Dataset entries:
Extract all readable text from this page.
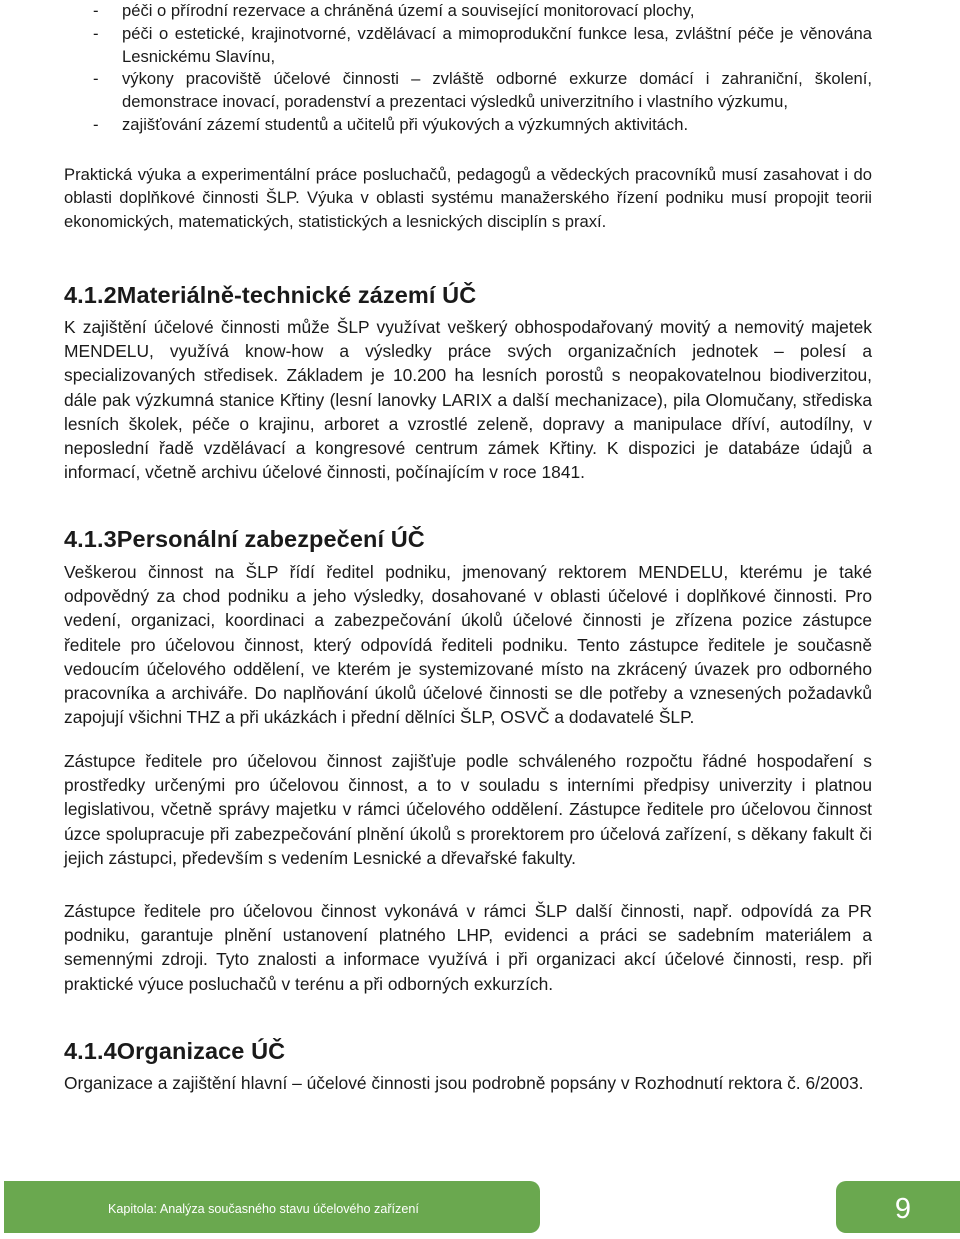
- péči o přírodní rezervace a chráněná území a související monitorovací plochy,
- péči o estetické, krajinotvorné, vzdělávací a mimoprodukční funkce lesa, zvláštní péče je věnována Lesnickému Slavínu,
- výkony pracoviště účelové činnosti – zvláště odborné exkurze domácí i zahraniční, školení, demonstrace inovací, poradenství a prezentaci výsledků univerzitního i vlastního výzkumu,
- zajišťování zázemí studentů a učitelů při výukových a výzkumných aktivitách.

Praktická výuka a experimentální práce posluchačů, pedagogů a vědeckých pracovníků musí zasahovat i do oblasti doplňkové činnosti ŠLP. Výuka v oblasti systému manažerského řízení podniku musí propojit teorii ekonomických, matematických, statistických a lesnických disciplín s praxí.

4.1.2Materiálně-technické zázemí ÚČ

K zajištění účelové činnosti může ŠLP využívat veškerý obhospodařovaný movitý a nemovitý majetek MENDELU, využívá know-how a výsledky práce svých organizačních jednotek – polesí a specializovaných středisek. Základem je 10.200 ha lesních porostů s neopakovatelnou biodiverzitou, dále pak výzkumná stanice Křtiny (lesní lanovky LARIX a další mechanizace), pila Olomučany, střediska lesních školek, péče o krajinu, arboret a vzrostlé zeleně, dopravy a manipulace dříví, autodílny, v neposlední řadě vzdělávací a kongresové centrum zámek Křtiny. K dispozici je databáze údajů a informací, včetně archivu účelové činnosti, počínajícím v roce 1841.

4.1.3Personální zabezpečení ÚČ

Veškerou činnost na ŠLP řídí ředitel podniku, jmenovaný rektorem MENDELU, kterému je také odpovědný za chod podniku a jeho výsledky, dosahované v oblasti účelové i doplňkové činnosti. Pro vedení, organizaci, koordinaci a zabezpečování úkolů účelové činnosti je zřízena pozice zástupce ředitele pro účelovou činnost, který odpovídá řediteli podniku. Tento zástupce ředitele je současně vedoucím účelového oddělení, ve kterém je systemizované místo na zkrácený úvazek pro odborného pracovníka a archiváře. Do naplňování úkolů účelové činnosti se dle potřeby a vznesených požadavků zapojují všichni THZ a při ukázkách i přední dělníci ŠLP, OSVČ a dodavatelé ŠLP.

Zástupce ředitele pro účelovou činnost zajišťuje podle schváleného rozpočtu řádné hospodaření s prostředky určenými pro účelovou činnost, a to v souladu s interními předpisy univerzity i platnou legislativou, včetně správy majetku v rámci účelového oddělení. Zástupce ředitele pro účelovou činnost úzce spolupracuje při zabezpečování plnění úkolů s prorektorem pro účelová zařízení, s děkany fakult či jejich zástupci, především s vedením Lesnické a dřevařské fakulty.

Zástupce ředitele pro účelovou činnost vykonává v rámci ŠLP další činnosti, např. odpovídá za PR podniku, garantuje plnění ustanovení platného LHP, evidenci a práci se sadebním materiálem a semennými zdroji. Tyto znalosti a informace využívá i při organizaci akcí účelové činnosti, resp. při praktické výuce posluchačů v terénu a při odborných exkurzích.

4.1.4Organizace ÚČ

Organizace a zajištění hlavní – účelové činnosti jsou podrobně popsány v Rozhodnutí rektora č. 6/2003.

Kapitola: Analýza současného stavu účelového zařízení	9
==
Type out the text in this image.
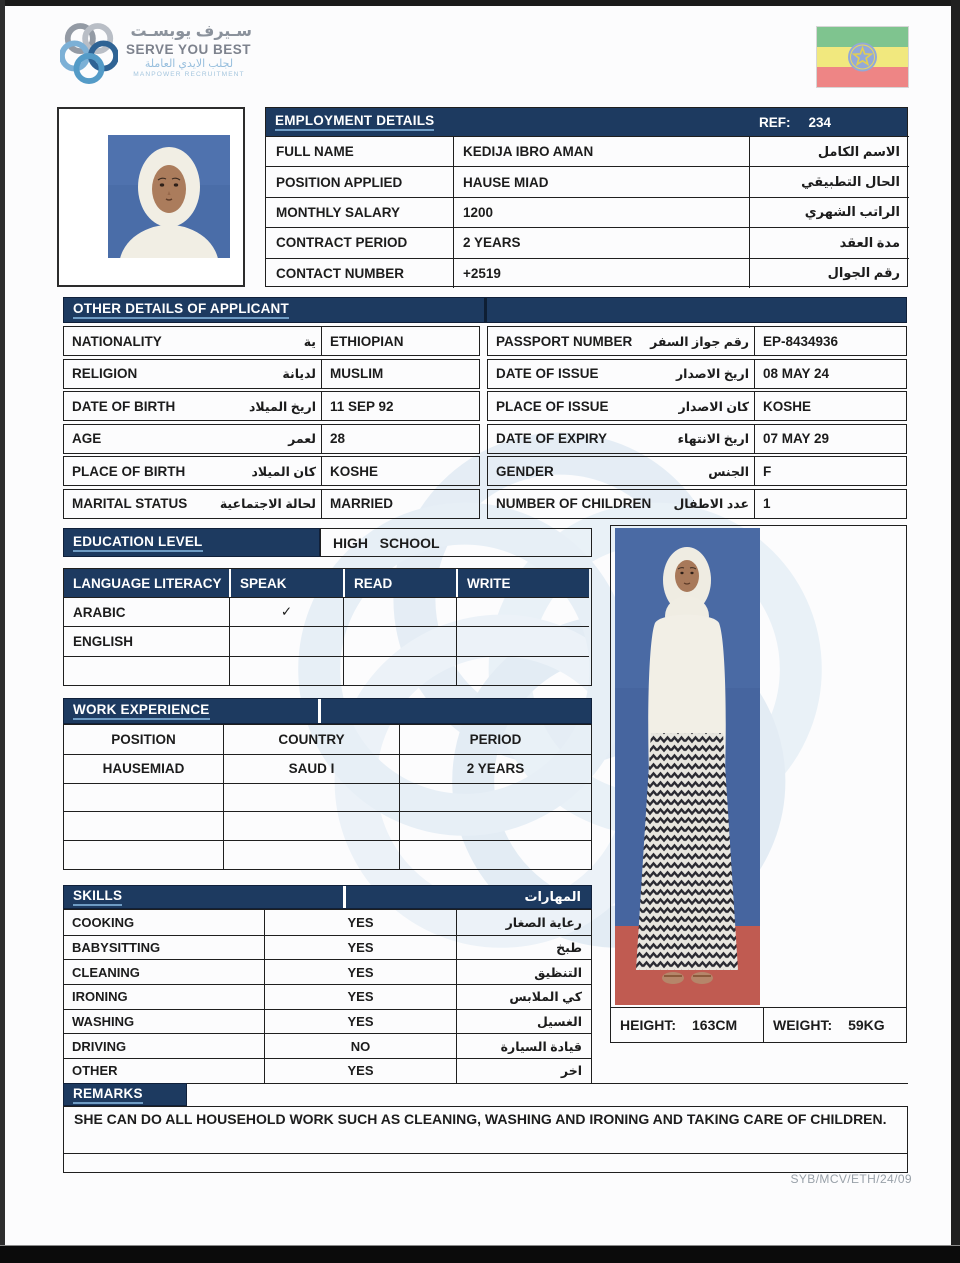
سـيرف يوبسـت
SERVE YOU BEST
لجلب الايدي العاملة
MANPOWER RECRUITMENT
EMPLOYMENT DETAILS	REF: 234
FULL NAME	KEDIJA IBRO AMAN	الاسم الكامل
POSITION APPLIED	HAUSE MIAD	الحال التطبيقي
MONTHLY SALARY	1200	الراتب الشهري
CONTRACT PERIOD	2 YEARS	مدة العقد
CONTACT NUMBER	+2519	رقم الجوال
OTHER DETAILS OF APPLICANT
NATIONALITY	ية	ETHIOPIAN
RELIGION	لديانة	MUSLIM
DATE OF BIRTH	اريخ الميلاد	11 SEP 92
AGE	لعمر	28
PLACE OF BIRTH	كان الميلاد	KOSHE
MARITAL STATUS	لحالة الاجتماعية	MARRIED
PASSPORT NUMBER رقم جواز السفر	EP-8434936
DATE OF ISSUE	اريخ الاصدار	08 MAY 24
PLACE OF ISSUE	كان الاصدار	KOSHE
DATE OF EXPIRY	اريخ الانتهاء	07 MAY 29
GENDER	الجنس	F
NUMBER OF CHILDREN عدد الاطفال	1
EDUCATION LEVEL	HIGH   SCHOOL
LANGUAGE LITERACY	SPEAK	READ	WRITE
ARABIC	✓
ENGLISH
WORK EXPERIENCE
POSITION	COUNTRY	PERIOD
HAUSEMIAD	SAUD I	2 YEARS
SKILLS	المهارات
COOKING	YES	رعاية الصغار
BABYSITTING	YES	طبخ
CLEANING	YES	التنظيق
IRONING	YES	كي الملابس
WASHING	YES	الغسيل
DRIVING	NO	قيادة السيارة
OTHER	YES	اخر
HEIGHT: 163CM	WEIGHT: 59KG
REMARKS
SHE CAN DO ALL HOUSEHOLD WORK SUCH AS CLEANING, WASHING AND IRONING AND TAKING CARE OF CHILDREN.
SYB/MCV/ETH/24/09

TASK DETAILS :: Collect the lines of the data that carry the word "PERIOD".

RESULT OF THE EXERCISE ::
CONTRACT PERIOD	2 YEARS	مدة العقد
POSITION	COUNTRY	PERIOD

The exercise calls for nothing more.